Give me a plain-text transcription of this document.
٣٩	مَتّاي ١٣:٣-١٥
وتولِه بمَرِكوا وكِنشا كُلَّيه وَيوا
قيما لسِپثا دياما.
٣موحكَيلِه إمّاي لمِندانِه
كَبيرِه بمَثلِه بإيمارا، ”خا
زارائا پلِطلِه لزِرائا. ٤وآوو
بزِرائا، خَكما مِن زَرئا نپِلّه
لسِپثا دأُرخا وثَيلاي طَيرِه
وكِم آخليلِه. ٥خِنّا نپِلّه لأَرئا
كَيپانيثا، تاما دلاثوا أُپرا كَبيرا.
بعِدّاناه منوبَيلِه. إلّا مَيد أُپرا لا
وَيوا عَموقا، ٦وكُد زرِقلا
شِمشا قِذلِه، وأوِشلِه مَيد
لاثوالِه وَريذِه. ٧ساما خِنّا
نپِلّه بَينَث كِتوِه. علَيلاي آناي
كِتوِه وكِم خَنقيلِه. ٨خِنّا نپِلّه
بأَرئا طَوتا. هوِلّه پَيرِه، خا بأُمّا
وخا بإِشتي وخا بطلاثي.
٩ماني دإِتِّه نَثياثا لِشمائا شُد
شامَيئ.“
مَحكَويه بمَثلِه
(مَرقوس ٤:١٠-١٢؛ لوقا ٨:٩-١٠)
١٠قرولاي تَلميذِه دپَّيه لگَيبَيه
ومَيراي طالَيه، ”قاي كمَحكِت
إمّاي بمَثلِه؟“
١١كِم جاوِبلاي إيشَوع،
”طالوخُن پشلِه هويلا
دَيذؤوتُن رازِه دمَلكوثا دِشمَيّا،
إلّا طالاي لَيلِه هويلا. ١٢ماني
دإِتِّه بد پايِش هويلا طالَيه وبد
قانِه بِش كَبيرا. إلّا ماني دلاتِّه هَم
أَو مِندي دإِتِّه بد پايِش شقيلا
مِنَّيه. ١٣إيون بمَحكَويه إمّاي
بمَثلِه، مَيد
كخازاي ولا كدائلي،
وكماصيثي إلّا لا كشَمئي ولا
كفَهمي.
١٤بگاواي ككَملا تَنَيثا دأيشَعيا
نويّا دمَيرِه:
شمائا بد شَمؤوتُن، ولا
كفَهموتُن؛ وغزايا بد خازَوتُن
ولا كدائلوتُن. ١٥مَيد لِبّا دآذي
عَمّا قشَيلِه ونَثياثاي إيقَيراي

-=-=-

> **The task**: Each line holding "يلاي" must be found and copied.

> **Final result**:
لسِپثا دأُرخا وثَيلاي طَيرِه
نپِلّه بَينَث كِتوِه. علَيلاي آناي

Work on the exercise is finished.